> [What needs to be done] Each entry must be reproduced precisely as it stands.

--- START Listing ---

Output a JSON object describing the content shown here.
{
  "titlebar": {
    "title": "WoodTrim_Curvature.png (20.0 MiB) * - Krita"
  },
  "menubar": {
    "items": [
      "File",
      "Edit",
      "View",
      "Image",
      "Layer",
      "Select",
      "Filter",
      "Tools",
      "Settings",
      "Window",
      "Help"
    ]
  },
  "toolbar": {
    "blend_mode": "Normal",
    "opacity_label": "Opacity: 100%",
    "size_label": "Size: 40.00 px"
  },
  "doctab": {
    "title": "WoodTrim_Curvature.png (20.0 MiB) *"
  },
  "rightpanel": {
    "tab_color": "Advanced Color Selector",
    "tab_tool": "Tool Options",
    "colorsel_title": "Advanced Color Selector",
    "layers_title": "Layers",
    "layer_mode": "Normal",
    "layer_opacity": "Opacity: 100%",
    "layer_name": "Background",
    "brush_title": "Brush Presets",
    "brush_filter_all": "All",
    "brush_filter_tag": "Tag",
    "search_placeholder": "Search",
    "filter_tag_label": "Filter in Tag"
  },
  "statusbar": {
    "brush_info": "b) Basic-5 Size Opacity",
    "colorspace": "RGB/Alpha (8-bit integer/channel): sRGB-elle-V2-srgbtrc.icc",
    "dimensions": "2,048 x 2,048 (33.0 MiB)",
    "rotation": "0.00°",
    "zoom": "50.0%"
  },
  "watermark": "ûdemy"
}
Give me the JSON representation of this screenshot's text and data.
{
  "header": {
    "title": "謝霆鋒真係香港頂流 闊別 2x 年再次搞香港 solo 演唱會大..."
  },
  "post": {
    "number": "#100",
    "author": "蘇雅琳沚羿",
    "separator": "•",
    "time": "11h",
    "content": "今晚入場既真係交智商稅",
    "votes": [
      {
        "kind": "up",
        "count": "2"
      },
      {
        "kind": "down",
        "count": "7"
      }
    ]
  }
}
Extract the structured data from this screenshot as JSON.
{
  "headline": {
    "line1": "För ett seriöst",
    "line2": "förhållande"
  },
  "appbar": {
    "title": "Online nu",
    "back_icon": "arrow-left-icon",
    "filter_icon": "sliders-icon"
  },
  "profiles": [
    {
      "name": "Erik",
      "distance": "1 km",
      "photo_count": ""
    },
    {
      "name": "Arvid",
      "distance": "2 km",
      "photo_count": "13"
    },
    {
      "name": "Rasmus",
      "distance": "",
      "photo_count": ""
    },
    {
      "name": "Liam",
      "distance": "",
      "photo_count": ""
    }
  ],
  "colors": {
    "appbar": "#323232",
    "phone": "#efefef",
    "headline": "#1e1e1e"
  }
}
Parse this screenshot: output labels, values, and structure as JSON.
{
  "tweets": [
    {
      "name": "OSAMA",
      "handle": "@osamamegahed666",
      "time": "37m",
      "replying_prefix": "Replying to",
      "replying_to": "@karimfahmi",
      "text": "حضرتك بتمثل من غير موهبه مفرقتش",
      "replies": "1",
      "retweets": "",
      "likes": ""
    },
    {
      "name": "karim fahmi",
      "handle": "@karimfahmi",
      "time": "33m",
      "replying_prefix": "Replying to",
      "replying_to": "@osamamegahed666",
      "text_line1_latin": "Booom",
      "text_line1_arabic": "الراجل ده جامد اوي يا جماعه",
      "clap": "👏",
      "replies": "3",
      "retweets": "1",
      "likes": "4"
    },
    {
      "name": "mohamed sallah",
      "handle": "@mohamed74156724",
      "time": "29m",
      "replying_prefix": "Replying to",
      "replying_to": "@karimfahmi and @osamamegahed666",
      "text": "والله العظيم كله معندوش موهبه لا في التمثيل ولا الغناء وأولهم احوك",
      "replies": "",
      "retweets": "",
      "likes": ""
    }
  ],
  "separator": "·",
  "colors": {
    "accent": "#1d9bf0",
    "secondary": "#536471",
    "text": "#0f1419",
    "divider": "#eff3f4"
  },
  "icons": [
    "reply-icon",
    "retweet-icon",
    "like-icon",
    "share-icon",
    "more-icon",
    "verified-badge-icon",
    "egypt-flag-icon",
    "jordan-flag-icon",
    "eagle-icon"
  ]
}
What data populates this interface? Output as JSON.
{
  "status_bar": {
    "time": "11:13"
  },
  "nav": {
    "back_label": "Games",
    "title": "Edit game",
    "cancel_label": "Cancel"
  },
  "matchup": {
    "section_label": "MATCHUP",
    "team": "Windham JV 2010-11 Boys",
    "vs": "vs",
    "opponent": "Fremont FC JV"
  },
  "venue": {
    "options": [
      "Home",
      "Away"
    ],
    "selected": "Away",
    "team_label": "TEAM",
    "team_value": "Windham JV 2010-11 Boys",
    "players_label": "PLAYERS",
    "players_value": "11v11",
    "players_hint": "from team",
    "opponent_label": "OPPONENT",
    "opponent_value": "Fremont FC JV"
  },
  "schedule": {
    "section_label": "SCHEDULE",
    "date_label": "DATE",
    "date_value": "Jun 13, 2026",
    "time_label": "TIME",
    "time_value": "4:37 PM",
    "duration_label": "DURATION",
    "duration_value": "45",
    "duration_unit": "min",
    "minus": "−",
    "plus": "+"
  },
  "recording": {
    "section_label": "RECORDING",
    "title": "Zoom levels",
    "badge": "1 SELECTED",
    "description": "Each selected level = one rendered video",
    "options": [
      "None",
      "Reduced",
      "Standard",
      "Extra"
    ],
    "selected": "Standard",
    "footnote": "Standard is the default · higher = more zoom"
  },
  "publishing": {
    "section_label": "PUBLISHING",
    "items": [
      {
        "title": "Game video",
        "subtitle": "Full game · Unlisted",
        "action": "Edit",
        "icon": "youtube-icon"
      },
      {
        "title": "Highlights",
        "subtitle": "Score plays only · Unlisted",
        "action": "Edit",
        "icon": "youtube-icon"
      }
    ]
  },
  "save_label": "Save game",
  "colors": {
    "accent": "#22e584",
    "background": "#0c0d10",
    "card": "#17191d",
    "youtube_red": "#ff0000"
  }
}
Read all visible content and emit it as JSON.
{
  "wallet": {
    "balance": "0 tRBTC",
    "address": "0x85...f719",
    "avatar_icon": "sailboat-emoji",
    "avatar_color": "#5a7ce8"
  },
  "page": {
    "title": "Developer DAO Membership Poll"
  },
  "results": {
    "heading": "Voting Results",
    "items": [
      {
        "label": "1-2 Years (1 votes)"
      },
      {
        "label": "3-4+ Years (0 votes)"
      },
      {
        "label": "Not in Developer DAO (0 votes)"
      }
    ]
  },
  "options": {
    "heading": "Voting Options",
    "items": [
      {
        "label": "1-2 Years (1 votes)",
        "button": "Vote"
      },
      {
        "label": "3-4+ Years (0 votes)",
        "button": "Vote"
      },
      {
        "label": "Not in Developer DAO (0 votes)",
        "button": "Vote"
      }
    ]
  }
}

--- END Listing ---

> [Final result]
Output a JSON object describing the content shown here.
{
  "titlebar": {
    "title": "WoodTrim_Curvature.png (20.0 MiB) * - Krita"
  },
  "menubar": {
    "items": [
      "File",
      "Edit",
      "View",
      "Image",
      "Layer",
      "Select",
      "Filter",
      "Tools",
      "Settings",
      "Window",
      "Help"
    ]
  },
  "toolbar": {
    "blend_mode": "Normal",
    "opacity_label": "Opacity: 100%",
    "size_label": "Size: 40.00 px"
  },
  "doctab": {
    "title": "WoodTrim_Curvature.png (20.0 MiB) *"
  },
  "rightpanel": {
    "tab_color": "Advanced Color Selector",
    "tab_tool": "Tool Options",
    "colorsel_title": "Advanced Color Selector",
    "layers_title": "Layers",
    "layer_mode": "Normal",
    "layer_opacity": "Opacity: 100%",
    "layer_name": "Background",
    "brush_title": "Brush Presets",
    "brush_filter_all": "All",
    "brush_filter_tag": "Tag",
    "search_placeholder": "Search",
    "filter_tag_label": "Filter in Tag"
  },
  "statusbar": {
    "brush_info": "b) Basic-5 Size Opacity",
    "colorspace": "RGB/Alpha (8-bit integer/channel): sRGB-elle-V2-srgbtrc.icc",
    "dimensions": "2,048 x 2,048 (33.0 MiB)",
    "rotation": "0.00°",
    "zoom": "50.0%"
  },
  "watermark": "ûdemy"
}
Give me the JSON representation of this screenshot's text and data.
{
  "header": {
    "title": "謝霆鋒真係香港頂流 闊別 2x 年再次搞香港 solo 演唱會大..."
  },
  "post": {
    "number": "#100",
    "author": "蘇雅琳沚羿",
    "separator": "•",
    "time": "11h",
    "content": "今晚入場既真係交智商稅",
    "votes": [
      {
        "kind": "up",
        "count": "2"
      },
      {
        "kind": "down",
        "count": "7"
      }
    ]
  }
}
Extract the structured data from this screenshot as JSON.
{
  "headline": {
    "line1": "För ett seriöst",
    "line2": "förhållande"
  },
  "appbar": {
    "title": "Online nu",
    "back_icon": "arrow-left-icon",
    "filter_icon": "sliders-icon"
  },
  "profiles": [
    {
      "name": "Erik",
      "distance": "1 km",
      "photo_count": ""
    },
    {
      "name": "Arvid",
      "distance": "2 km",
      "photo_count": "13"
    },
    {
      "name": "Rasmus",
      "distance": "",
      "photo_count": ""
    },
    {
      "name": "Liam",
      "distance": "",
      "photo_count": ""
    }
  ],
  "colors": {
    "appbar": "#323232",
    "phone": "#efefef",
    "headline": "#1e1e1e"
  }
}
Parse this screenshot: output labels, values, and structure as JSON.
{
  "tweets": [
    {
      "name": "OSAMA",
      "handle": "@osamamegahed666",
      "time": "37m",
      "replying_prefix": "Replying to",
      "replying_to": "@karimfahmi",
      "text": "حضرتك بتمثل من غير موهبه مفرقتش",
      "replies": "1",
      "retweets": "",
      "likes": ""
    },
    {
      "name": "karim fahmi",
      "handle": "@karimfahmi",
      "time": "33m",
      "replying_prefix": "Replying to",
      "replying_to": "@osamamegahed666",
      "text_line1_latin": "Booom",
      "text_line1_arabic": "الراجل ده جامد اوي يا جماعه",
      "clap": "👏",
      "replies": "3",
      "retweets": "1",
      "likes": "4"
    },
    {
      "name": "mohamed sallah",
      "handle": "@mohamed74156724",
      "time": "29m",
      "replying_prefix": "Replying to",
      "replying_to": "@karimfahmi and @osamamegahed666",
      "text": "والله العظيم كله معندوش موهبه لا في التمثيل ولا الغناء وأولهم احوك",
      "replies": "",
      "retweets": "",
      "likes": ""
    }
  ],
  "separator": "·",
  "colors": {
    "accent": "#1d9bf0",
    "secondary": "#536471",
    "text": "#0f1419",
    "divider": "#eff3f4"
  },
  "icons": [
    "reply-icon",
    "retweet-icon",
    "like-icon",
    "share-icon",
    "more-icon",
    "verified-badge-icon",
    "egypt-flag-icon",
    "jordan-flag-icon",
    "eagle-icon"
  ]
}
What data populates this interface? Output as JSON.
{
  "status_bar": {
    "time": "11:13"
  },
  "nav": {
    "back_label": "Games",
    "title": "Edit game",
    "cancel_label": "Cancel"
  },
  "matchup": {
    "section_label": "MATCHUP",
    "team": "Windham JV 2010-11 Boys",
    "vs": "vs",
    "opponent": "Fremont FC JV"
  },
  "venue": {
    "options": [
      "Home",
      "Away"
    ],
    "selected": "Away",
    "team_label": "TEAM",
    "team_value": "Windham JV 2010-11 Boys",
    "players_label": "PLAYERS",
    "players_value": "11v11",
    "players_hint": "from team",
    "opponent_label": "OPPONENT",
    "opponent_value": "Fremont FC JV"
  },
  "schedule": {
    "section_label": "SCHEDULE",
    "date_label": "DATE",
    "date_value": "Jun 13, 2026",
    "time_label": "TIME",
    "time_value": "4:37 PM",
    "duration_label": "DURATION",
    "duration_value": "45",
    "duration_unit": "min",
    "minus": "−",
    "plus": "+"
  },
  "recording": {
    "section_label": "RECORDING",
    "title": "Zoom levels",
    "badge": "1 SELECTED",
    "description": "Each selected level = one rendered video",
    "options": [
      "None",
      "Reduced",
      "Standard",
      "Extra"
    ],
    "selected": "Standard",
    "footnote": "Standard is the default · higher = more zoom"
  },
  "publishing": {
    "section_label": "PUBLISHING",
    "items": [
      {
        "title": "Game video",
        "subtitle": "Full game · Unlisted",
        "action": "Edit",
        "icon": "youtube-icon"
      },
      {
        "title": "Highlights",
        "subtitle": "Score plays only · Unlisted",
        "action": "Edit",
        "icon": "youtube-icon"
      }
    ]
  },
  "save_label": "Save game",
  "colors": {
    "accent": "#22e584",
    "background": "#0c0d10",
    "card": "#17191d",
    "youtube_red": "#ff0000"
  }
}
Read all visible content and emit it as JSON.
{
  "wallet": {
    "balance": "0 tRBTC",
    "address": "0x85...f719",
    "avatar_icon": "sailboat-emoji",
    "avatar_color": "#5a7ce8"
  },
  "page": {
    "title": "Developer DAO Membership Poll"
  },
  "results": {
    "heading": "Voting Results",
    "items": [
      {
        "label": "1-2 Years (1 votes)"
      },
      {
        "label": "3-4+ Years (0 votes)"
      },
      {
        "label": "Not in Developer DAO (0 votes)"
      }
    ]
  },
  "options": {
    "heading": "Voting Options",
    "items": [
      {
        "label": "1-2 Years (1 votes)",
        "button": "Vote"
      },
      {
        "label": "3-4+ Years (0 votes)",
        "button": "Vote"
      },
      {
        "label": "Not in Developer DAO (0 votes)",
        "button": "Vote"
      }
    ]
  }
}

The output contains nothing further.